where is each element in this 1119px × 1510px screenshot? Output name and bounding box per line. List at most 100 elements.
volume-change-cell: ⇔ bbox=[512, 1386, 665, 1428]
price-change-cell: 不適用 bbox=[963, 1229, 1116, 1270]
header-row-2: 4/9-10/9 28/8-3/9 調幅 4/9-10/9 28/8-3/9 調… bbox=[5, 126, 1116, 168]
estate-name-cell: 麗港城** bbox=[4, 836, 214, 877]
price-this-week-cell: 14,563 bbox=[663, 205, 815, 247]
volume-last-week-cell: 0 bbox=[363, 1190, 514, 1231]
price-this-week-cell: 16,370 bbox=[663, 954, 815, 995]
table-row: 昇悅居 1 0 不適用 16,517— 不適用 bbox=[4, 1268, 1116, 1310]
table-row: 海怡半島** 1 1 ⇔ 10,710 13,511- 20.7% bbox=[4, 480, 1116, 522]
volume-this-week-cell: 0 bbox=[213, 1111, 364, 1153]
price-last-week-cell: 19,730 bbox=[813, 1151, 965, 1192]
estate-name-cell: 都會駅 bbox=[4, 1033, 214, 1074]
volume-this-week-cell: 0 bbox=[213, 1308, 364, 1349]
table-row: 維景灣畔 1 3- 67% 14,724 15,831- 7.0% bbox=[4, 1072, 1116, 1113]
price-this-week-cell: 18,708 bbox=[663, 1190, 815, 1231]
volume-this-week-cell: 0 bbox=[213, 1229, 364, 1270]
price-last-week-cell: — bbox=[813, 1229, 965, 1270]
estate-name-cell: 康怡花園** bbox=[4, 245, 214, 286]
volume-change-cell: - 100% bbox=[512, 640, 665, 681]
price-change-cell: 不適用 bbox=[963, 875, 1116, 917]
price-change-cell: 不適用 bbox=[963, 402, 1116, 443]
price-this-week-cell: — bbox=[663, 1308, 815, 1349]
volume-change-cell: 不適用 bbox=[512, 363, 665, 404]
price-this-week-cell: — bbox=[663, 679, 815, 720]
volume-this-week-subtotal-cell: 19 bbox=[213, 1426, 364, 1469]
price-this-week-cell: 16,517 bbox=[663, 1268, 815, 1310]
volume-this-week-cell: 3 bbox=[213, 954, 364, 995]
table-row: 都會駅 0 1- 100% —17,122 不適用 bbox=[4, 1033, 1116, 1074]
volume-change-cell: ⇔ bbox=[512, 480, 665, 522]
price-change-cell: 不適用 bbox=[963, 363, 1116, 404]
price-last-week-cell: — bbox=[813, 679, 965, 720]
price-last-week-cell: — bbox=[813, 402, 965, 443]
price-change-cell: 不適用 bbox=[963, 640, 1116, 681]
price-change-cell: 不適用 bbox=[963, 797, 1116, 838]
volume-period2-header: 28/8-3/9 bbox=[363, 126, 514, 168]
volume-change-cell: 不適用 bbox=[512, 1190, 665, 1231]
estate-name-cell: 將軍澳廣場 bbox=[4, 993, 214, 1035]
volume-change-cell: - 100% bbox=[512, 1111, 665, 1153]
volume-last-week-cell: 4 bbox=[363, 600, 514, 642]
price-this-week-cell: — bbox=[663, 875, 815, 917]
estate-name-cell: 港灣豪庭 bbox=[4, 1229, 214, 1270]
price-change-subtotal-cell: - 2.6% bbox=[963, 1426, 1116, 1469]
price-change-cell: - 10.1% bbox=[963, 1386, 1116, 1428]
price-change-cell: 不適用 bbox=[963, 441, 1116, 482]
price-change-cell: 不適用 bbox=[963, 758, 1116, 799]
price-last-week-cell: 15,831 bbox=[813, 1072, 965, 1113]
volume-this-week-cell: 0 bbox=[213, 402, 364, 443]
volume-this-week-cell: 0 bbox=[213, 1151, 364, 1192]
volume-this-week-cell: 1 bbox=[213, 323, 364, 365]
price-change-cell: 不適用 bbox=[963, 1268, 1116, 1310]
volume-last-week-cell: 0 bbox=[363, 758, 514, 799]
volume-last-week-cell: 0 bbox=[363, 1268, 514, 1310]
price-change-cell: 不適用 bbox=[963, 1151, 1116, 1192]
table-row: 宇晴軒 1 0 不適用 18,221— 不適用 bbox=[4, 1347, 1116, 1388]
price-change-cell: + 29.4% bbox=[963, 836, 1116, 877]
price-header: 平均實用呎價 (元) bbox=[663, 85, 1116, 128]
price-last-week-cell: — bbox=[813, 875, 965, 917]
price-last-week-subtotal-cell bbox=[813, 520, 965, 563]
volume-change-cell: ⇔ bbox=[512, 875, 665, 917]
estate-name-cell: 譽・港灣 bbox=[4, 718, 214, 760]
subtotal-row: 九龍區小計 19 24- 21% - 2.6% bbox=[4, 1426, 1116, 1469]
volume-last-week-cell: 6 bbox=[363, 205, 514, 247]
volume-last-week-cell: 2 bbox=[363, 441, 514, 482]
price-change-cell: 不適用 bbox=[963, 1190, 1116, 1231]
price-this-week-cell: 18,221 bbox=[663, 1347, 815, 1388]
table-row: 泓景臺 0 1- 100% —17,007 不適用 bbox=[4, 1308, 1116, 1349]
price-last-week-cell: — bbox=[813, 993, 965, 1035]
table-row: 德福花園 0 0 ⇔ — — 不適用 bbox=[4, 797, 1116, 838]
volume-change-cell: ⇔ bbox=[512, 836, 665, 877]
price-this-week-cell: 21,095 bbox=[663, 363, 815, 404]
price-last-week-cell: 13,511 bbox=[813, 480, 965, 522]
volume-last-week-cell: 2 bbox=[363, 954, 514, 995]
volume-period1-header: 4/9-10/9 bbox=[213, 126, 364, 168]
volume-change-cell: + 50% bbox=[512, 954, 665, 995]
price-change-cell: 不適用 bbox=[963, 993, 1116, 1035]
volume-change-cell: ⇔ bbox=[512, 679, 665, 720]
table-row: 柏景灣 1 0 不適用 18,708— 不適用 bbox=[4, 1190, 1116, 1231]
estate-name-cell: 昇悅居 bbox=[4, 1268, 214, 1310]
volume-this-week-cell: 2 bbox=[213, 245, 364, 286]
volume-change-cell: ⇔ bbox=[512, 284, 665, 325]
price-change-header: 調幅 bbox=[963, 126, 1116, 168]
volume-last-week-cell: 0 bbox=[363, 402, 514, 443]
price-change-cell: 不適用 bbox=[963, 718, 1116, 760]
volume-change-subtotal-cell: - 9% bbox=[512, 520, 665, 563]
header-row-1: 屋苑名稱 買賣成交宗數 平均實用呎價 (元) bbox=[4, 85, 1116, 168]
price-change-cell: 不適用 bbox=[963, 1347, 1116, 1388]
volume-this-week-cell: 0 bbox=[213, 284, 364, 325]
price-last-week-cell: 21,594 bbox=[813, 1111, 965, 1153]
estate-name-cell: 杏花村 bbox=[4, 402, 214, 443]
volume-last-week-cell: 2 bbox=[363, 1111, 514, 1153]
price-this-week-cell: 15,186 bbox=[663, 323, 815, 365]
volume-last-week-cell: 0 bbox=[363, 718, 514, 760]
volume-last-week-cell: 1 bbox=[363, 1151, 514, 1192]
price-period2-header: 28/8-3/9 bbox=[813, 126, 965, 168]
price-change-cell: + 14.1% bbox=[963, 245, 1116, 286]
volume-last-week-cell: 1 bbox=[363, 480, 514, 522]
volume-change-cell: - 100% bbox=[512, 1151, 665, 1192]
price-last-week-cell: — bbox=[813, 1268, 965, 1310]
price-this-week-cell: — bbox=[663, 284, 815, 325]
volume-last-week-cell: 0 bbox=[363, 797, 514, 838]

################

## EXERCISE PROMPT
Retype every one of the rows above line for line, without altering any character.

## RESULT OF THIS EXERCISE
where is each element in this 1119px × 1510px screenshot? Output name and bounding box per line. List at most 100 elements.
volume-change-cell: ⇔ bbox=[512, 1386, 665, 1428]
price-change-cell: 不適用 bbox=[963, 1229, 1116, 1270]
header-row-2: 4/9-10/9 28/8-3/9 調幅 4/9-10/9 28/8-3/9 調… bbox=[5, 126, 1116, 168]
estate-name-cell: 麗港城** bbox=[4, 836, 214, 877]
price-this-week-cell: 14,563 bbox=[663, 205, 815, 247]
volume-last-week-cell: 0 bbox=[363, 1190, 514, 1231]
price-this-week-cell: 16,370 bbox=[663, 954, 815, 995]
table-row: 昇悅居 1 0 不適用 16,517— 不適用 bbox=[4, 1268, 1116, 1310]
table-row: 海怡半島** 1 1 ⇔ 10,710 13,511- 20.7% bbox=[4, 480, 1116, 522]
volume-this-week-cell: 0 bbox=[213, 1111, 364, 1153]
price-last-week-cell: 19,730 bbox=[813, 1151, 965, 1192]
estate-name-cell: 都會駅 bbox=[4, 1033, 214, 1074]
volume-this-week-cell: 0 bbox=[213, 1308, 364, 1349]
table-row: 維景灣畔 1 3- 67% 14,724 15,831- 7.0% bbox=[4, 1072, 1116, 1113]
price-this-week-cell: 18,708 bbox=[663, 1190, 815, 1231]
volume-this-week-cell: 0 bbox=[213, 1229, 364, 1270]
price-last-week-cell: — bbox=[813, 1229, 965, 1270]
estate-name-cell: 康怡花園** bbox=[4, 245, 214, 286]
volume-change-cell: - 100% bbox=[512, 640, 665, 681]
price-change-cell: 不適用 bbox=[963, 875, 1116, 917]
price-change-cell: 不適用 bbox=[963, 402, 1116, 443]
price-this-week-cell: — bbox=[663, 1308, 815, 1349]
volume-change-cell: 不適用 bbox=[512, 363, 665, 404]
price-this-week-cell: — bbox=[663, 679, 815, 720]
volume-this-week-subtotal-cell: 19 bbox=[213, 1426, 364, 1469]
price-this-week-cell: 16,517 bbox=[663, 1268, 815, 1310]
volume-this-week-cell: 3 bbox=[213, 954, 364, 995]
table-row: 都會駅 0 1- 100% —17,122 不適用 bbox=[4, 1033, 1116, 1074]
volume-change-cell: ⇔ bbox=[512, 480, 665, 522]
price-change-cell: 不適用 bbox=[963, 363, 1116, 404]
price-last-week-cell: — bbox=[813, 679, 965, 720]
price-last-week-cell: — bbox=[813, 402, 965, 443]
price-change-cell: 不適用 bbox=[963, 640, 1116, 681]
price-change-cell: 不適用 bbox=[963, 797, 1116, 838]
volume-period2-header: 28/8-3/9 bbox=[363, 126, 514, 168]
volume-change-cell: 不適用 bbox=[512, 1190, 665, 1231]
estate-name-cell: 將軍澳廣場 bbox=[4, 993, 214, 1035]
volume-change-cell: - 100% bbox=[512, 1111, 665, 1153]
volume-last-week-cell: 4 bbox=[363, 600, 514, 642]
price-this-week-cell: — bbox=[663, 875, 815, 917]
estate-name-cell: 港灣豪庭 bbox=[4, 1229, 214, 1270]
price-change-subtotal-cell: - 2.6% bbox=[963, 1426, 1116, 1469]
price-change-cell: - 10.1% bbox=[963, 1386, 1116, 1428]
price-change-cell: 不適用 bbox=[963, 441, 1116, 482]
price-change-cell: 不適用 bbox=[963, 758, 1116, 799]
price-last-week-cell: 15,831 bbox=[813, 1072, 965, 1113]
volume-this-week-cell: 0 bbox=[213, 402, 364, 443]
volume-this-week-cell: 0 bbox=[213, 1151, 364, 1192]
volume-this-week-cell: 1 bbox=[213, 323, 364, 365]
price-change-cell: 不適用 bbox=[963, 1268, 1116, 1310]
volume-last-week-cell: 0 bbox=[363, 758, 514, 799]
volume-last-week-cell: 0 bbox=[363, 1268, 514, 1310]
price-change-cell: 不適用 bbox=[963, 1151, 1116, 1192]
table-row: 宇晴軒 1 0 不適用 18,221— 不適用 bbox=[4, 1347, 1116, 1388]
price-change-cell: + 29.4% bbox=[963, 836, 1116, 877]
price-header: 平均實用呎價 (元) bbox=[663, 85, 1116, 128]
price-last-week-cell: — bbox=[813, 875, 965, 917]
price-last-week-subtotal-cell bbox=[813, 520, 965, 563]
volume-change-cell: ⇔ bbox=[512, 875, 665, 917]
estate-name-cell: 譽・港灣 bbox=[4, 718, 214, 760]
subtotal-row: 九龍區小計 19 24- 21% - 2.6% bbox=[4, 1426, 1116, 1469]
volume-last-week-cell: 6 bbox=[363, 205, 514, 247]
volume-last-week-cell: 2 bbox=[363, 441, 514, 482]
price-change-cell: 不適用 bbox=[963, 1190, 1116, 1231]
price-this-week-cell: 18,221 bbox=[663, 1347, 815, 1388]
table-row: 泓景臺 0 1- 100% —17,007 不適用 bbox=[4, 1308, 1116, 1349]
price-last-week-cell: — bbox=[813, 993, 965, 1035]
table-row: 德福花園 0 0 ⇔ — — 不適用 bbox=[4, 797, 1116, 838]
volume-change-cell: ⇔ bbox=[512, 836, 665, 877]
price-this-week-cell: 21,095 bbox=[663, 363, 815, 404]
price-last-week-cell: 13,511 bbox=[813, 480, 965, 522]
volume-last-week-cell: 2 bbox=[363, 954, 514, 995]
volume-period1-header: 4/9-10/9 bbox=[213, 126, 364, 168]
volume-change-cell: + 50% bbox=[512, 954, 665, 995]
price-change-cell: 不適用 bbox=[963, 993, 1116, 1035]
volume-change-cell: ⇔ bbox=[512, 679, 665, 720]
table-row: 柏景灣 1 0 不適用 18,708— 不適用 bbox=[4, 1190, 1116, 1231]
estate-name-cell: 昇悅居 bbox=[4, 1268, 214, 1310]
volume-this-week-cell: 2 bbox=[213, 245, 364, 286]
volume-change-cell: ⇔ bbox=[512, 284, 665, 325]
price-change-header: 調幅 bbox=[963, 126, 1116, 168]
volume-last-week-cell: 0 bbox=[363, 402, 514, 443]
price-change-cell: 不適用 bbox=[963, 718, 1116, 760]
volume-change-subtotal-cell: - 9% bbox=[512, 520, 665, 563]
header-row-1: 屋苑名稱 買賣成交宗數 平均實用呎價 (元) bbox=[4, 85, 1116, 168]
price-change-cell: 不適用 bbox=[963, 1347, 1116, 1388]
volume-this-week-cell: 0 bbox=[213, 284, 364, 325]
price-last-week-cell: 21,594 bbox=[813, 1111, 965, 1153]
estate-name-cell: 杏花村 bbox=[4, 402, 214, 443]
volume-last-week-cell: 2 bbox=[363, 1111, 514, 1153]
price-this-week-cell: 15,186 bbox=[663, 323, 815, 365]
volume-last-week-cell: 0 bbox=[363, 718, 514, 760]
volume-last-week-cell: 1 bbox=[363, 1151, 514, 1192]
price-period2-header: 28/8-3/9 bbox=[813, 126, 965, 168]
price-change-cell: + 14.1% bbox=[963, 245, 1116, 286]
volume-last-week-cell: 1 bbox=[363, 480, 514, 522]
volume-change-cell: - 100% bbox=[512, 1151, 665, 1192]
price-last-week-cell: — bbox=[813, 1268, 965, 1310]
price-this-week-cell: — bbox=[663, 284, 815, 325]
volume-last-week-cell: 0 bbox=[363, 797, 514, 838]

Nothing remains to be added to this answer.